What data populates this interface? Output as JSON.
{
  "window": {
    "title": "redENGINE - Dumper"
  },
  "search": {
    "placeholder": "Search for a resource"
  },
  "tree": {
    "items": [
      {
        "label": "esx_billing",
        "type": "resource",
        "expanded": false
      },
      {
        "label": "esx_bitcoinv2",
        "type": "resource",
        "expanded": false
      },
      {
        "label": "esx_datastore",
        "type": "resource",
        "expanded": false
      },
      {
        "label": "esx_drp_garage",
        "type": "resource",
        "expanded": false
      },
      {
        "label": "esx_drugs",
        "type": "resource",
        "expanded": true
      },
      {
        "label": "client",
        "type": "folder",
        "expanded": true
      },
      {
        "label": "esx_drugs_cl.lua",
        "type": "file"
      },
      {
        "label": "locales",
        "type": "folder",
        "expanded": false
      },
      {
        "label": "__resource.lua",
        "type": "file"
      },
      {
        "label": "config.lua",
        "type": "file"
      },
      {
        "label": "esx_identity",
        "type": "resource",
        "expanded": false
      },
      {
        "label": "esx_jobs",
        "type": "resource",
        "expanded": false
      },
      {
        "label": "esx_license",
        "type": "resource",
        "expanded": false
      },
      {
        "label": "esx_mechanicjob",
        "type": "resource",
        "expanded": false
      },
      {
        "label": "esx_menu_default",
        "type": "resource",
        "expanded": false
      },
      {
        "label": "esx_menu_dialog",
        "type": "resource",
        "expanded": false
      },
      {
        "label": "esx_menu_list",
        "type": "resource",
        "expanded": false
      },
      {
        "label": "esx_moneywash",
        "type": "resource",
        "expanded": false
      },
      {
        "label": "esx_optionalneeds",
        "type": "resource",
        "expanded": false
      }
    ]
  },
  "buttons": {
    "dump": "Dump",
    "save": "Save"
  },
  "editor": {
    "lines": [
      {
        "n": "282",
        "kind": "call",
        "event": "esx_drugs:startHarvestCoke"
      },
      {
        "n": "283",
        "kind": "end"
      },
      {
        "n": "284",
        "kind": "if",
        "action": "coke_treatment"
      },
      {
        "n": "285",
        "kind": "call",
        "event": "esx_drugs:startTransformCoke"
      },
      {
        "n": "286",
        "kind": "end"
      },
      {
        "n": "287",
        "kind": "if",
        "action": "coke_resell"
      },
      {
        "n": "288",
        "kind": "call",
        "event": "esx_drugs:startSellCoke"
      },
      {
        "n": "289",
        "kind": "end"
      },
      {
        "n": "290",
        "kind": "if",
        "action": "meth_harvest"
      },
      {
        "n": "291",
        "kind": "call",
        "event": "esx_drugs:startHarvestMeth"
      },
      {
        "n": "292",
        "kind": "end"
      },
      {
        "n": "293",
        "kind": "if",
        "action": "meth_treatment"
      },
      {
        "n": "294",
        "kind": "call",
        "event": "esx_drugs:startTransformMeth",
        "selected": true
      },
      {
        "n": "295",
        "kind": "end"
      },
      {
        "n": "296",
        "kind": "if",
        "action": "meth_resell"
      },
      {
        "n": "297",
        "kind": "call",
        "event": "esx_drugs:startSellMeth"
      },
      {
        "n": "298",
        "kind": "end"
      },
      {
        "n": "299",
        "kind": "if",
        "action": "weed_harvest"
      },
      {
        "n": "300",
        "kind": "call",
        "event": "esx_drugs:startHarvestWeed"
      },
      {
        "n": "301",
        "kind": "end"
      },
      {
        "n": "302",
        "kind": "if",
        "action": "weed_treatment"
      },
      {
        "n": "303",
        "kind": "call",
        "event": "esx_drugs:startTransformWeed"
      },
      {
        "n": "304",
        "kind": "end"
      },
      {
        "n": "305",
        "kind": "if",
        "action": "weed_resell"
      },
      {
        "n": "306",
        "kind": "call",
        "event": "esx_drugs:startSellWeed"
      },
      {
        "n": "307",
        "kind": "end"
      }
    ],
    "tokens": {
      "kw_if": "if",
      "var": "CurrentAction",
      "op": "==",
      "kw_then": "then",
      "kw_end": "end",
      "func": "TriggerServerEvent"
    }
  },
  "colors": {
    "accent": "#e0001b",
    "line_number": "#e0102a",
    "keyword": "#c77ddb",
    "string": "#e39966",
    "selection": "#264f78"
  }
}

========

▸ **Stated goal**
Repeat each record exactly, leaving nothing out.

▸ **Solution to this exercise**
What data populates this interface? Output as JSON.
{
  "window": {
    "title": "redENGINE - Dumper"
  },
  "search": {
    "placeholder": "Search for a resource"
  },
  "tree": {
    "items": [
      {
        "label": "esx_billing",
        "type": "resource",
        "expanded": false
      },
      {
        "label": "esx_bitcoinv2",
        "type": "resource",
        "expanded": false
      },
      {
        "label": "esx_datastore",
        "type": "resource",
        "expanded": false
      },
      {
        "label": "esx_drp_garage",
        "type": "resource",
        "expanded": false
      },
      {
        "label": "esx_drugs",
        "type": "resource",
        "expanded": true
      },
      {
        "label": "client",
        "type": "folder",
        "expanded": true
      },
      {
        "label": "esx_drugs_cl.lua",
        "type": "file"
      },
      {
        "label": "locales",
        "type": "folder",
        "expanded": false
      },
      {
        "label": "__resource.lua",
        "type": "file"
      },
      {
        "label": "config.lua",
        "type": "file"
      },
      {
        "label": "esx_identity",
        "type": "resource",
        "expanded": false
      },
      {
        "label": "esx_jobs",
        "type": "resource",
        "expanded": false
      },
      {
        "label": "esx_license",
        "type": "resource",
        "expanded": false
      },
      {
        "label": "esx_mechanicjob",
        "type": "resource",
        "expanded": false
      },
      {
        "label": "esx_menu_default",
        "type": "resource",
        "expanded": false
      },
      {
        "label": "esx_menu_dialog",
        "type": "resource",
        "expanded": false
      },
      {
        "label": "esx_menu_list",
        "type": "resource",
        "expanded": false
      },
      {
        "label": "esx_moneywash",
        "type": "resource",
        "expanded": false
      },
      {
        "label": "esx_optionalneeds",
        "type": "resource",
        "expanded": false
      }
    ]
  },
  "buttons": {
    "dump": "Dump",
    "save": "Save"
  },
  "editor": {
    "lines": [
      {
        "n": "282",
        "kind": "call",
        "event": "esx_drugs:startHarvestCoke"
      },
      {
        "n": "283",
        "kind": "end"
      },
      {
        "n": "284",
        "kind": "if",
        "action": "coke_treatment"
      },
      {
        "n": "285",
        "kind": "call",
        "event": "esx_drugs:startTransformCoke"
      },
      {
        "n": "286",
        "kind": "end"
      },
      {
        "n": "287",
        "kind": "if",
        "action": "coke_resell"
      },
      {
        "n": "288",
        "kind": "call",
        "event": "esx_drugs:startSellCoke"
      },
      {
        "n": "289",
        "kind": "end"
      },
      {
        "n": "290",
        "kind": "if",
        "action": "meth_harvest"
      },
      {
        "n": "291",
        "kind": "call",
        "event": "esx_drugs:startHarvestMeth"
      },
      {
        "n": "292",
        "kind": "end"
      },
      {
        "n": "293",
        "kind": "if",
        "action": "meth_treatment"
      },
      {
        "n": "294",
        "kind": "call",
        "event": "esx_drugs:startTransformMeth",
        "selected": true
      },
      {
        "n": "295",
        "kind": "end"
      },
      {
        "n": "296",
        "kind": "if",
        "action": "meth_resell"
      },
      {
        "n": "297",
        "kind": "call",
        "event": "esx_drugs:startSellMeth"
      },
      {
        "n": "298",
        "kind": "end"
      },
      {
        "n": "299",
        "kind": "if",
        "action": "weed_harvest"
      },
      {
        "n": "300",
        "kind": "call",
        "event": "esx_drugs:startHarvestWeed"
      },
      {
        "n": "301",
        "kind": "end"
      },
      {
        "n": "302",
        "kind": "if",
        "action": "weed_treatment"
      },
      {
        "n": "303",
        "kind": "call",
        "event": "esx_drugs:startTransformWeed"
      },
      {
        "n": "304",
        "kind": "end"
      },
      {
        "n": "305",
        "kind": "if",
        "action": "weed_resell"
      },
      {
        "n": "306",
        "kind": "call",
        "event": "esx_drugs:startSellWeed"
      },
      {
        "n": "307",
        "kind": "end"
      }
    ],
    "tokens": {
      "kw_if": "if",
      "var": "CurrentAction",
      "op": "==",
      "kw_then": "then",
      "kw_end": "end",
      "func": "TriggerServerEvent"
    }
  },
  "colors": {
    "accent": "#e0001b",
    "line_number": "#e0102a",
    "keyword": "#c77ddb",
    "string": "#e39966",
    "selection": "#264f78"
  }
}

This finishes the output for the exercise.